> [INSTRUCTIONS TO FOLLOW]
Transcribe the listing exactly, leaving out every picture.
+++ EXCERPTED RECORDS +++
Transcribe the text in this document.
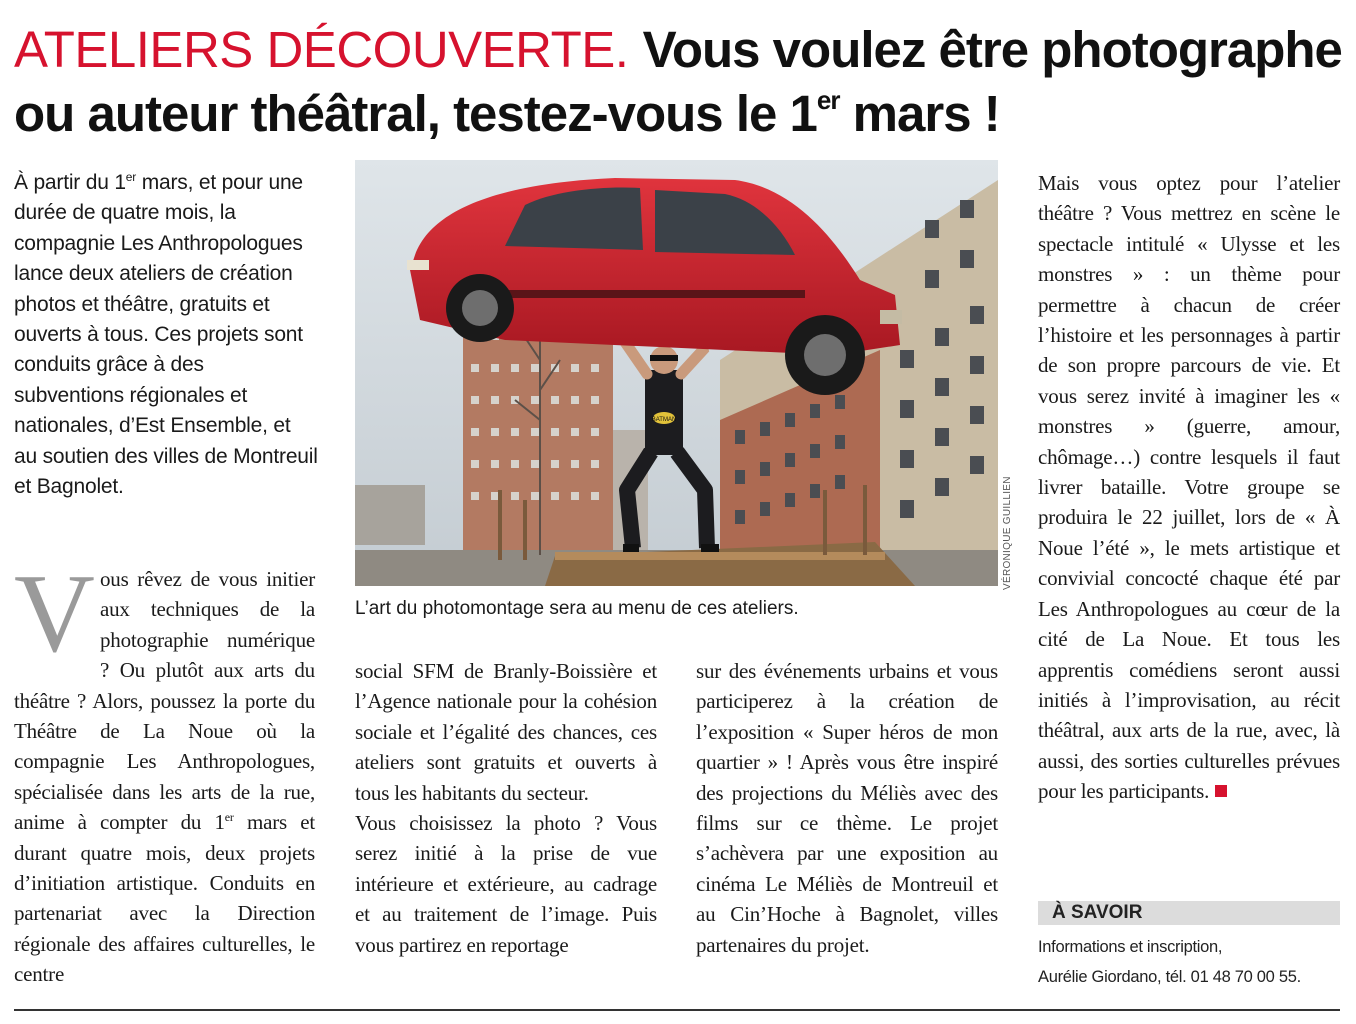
ATELIERS DÉCOUVERTE. Vous voulez être photographe ou auteur théâtral, testez-vous le 1er mars !

À partir du 1er mars, et pour une durée de quatre mois, la compagnie Les Anthropologues lance deux ateliers de création photos et théâtre, gratuits et ouverts à tous. Ces projets sont conduits grâce à des subventions régionales et nationales, d’Est Ensemble, et au soutien des villes de Montreuil et Bagnolet.

V ous rêvez de vous initier aux techniques de la photographie numérique ? Ou plutôt aux arts du théâtre ? Alors, poussez la porte du Théâtre de La Noue où la compagnie Les Anthropologues, spécialisée dans les arts de la rue, anime à compter du 1er mars et durant quatre mois, deux projets d’initiation artistique. Conduits en partenariat avec la Direction régionale des affaires culturelles, le centre

social SFM de Branly-Boissière et l’Agence nationale pour la cohésion sociale et l’égalité des chances, ces ateliers sont gratuits et ouverts à tous les habitants du secteur.

Vous choisissez la photo ? Vous serez initié à la prise de vue intérieure et extérieure, au cadrage et au traitement de l’image. Puis vous partirez en reportage

sur des événements urbains et vous participerez à la création de l’exposition « Super héros de mon quartier » ! Après vous être inspiré des projections du Méliès avec des films sur ce thème. Le projet s’achèvera par une exposition au cinéma Le Méliès de Montreuil et au Cin’Hoche à Bagnolet, villes partenaires du projet.

Mais vous optez pour l’atelier théâtre ? Vous mettrez en scène le spectacle intitulé « Ulysse et les monstres » : un thème pour permettre à chacun de créer l’histoire et les personnages à partir de son propre parcours de vie. Et vous serez invité à imaginer les « monstres » (guerre, amour, chômage…) contre lesquels il faut livrer bataille. Votre groupe se produira le 22 juillet, lors de « À Noue l’été », le mets artistique et convivial concocté chaque été par Les Anthropologues au cœur de la cité de La Noue. Et tous les apprentis comédiens seront aussi initiés à l’improvisation, au récit théâtral, aux arts de la rue, avec, là aussi, des sorties culturelles prévues pour les participants.

BATMAN
VÉRONIQUE GUILLIEN

L’art du photomontage sera au menu de ces ateliers.

À SAVOIR
Informations et inscription,
Aurélie Giordano, tél. 01 48 70 00 55.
+++
> [ANSWER FOR THE TASK]
Transcribe the text in this document.
ATELIERS DÉCOUVERTE. Vous voulez être photographe ou auteur théâtral, testez-vous le 1er mars !

À partir du 1er mars, et pour une durée de quatre mois, la compagnie Les Anthropologues lance deux ateliers de création photos et théâtre, gratuits et ouverts à tous. Ces projets sont conduits grâce à des subventions régionales et nationales, d’Est Ensemble, et au soutien des villes de Montreuil et Bagnolet.

V ous rêvez de vous initier aux techniques de la photographie numérique ? Ou plutôt aux arts du théâtre ? Alors, poussez la porte du Théâtre de La Noue où la compagnie Les Anthropologues, spécialisée dans les arts de la rue, anime à compter du 1er mars et durant quatre mois, deux projets d’initiation artistique. Conduits en partenariat avec la Direction régionale des affaires culturelles, le centre

social SFM de Branly-Boissière et l’Agence nationale pour la cohésion sociale et l’égalité des chances, ces ateliers sont gratuits et ouverts à tous les habitants du secteur.

Vous choisissez la photo ? Vous serez initié à la prise de vue intérieure et extérieure, au cadrage et au traitement de l’image. Puis vous partirez en reportage

sur des événements urbains et vous participerez à la création de l’exposition « Super héros de mon quartier » ! Après vous être inspiré des projections du Méliès avec des films sur ce thème. Le projet s’achèvera par une exposition au cinéma Le Méliès de Montreuil et au Cin’Hoche à Bagnolet, villes partenaires du projet.

Mais vous optez pour l’atelier théâtre ? Vous mettrez en scène le spectacle intitulé « Ulysse et les monstres » : un thème pour permettre à chacun de créer l’histoire et les personnages à partir de son propre parcours de vie. Et vous serez invité à imaginer les « monstres » (guerre, amour, chômage…) contre lesquels il faut livrer bataille. Votre groupe se produira le 22 juillet, lors de « À Noue l’été », le mets artistique et convivial concocté chaque été par Les Anthropologues au cœur de la cité de La Noue. Et tous les apprentis comédiens seront aussi initiés à l’improvisation, au récit théâtral, aux arts de la rue, avec, là aussi, des sorties culturelles prévues pour les participants.

BATMAN
VÉRONIQUE GUILLIEN

L’art du photomontage sera au menu de ces ateliers.

À SAVOIR
Informations et inscription,
Aurélie Giordano, tél. 01 48 70 00 55.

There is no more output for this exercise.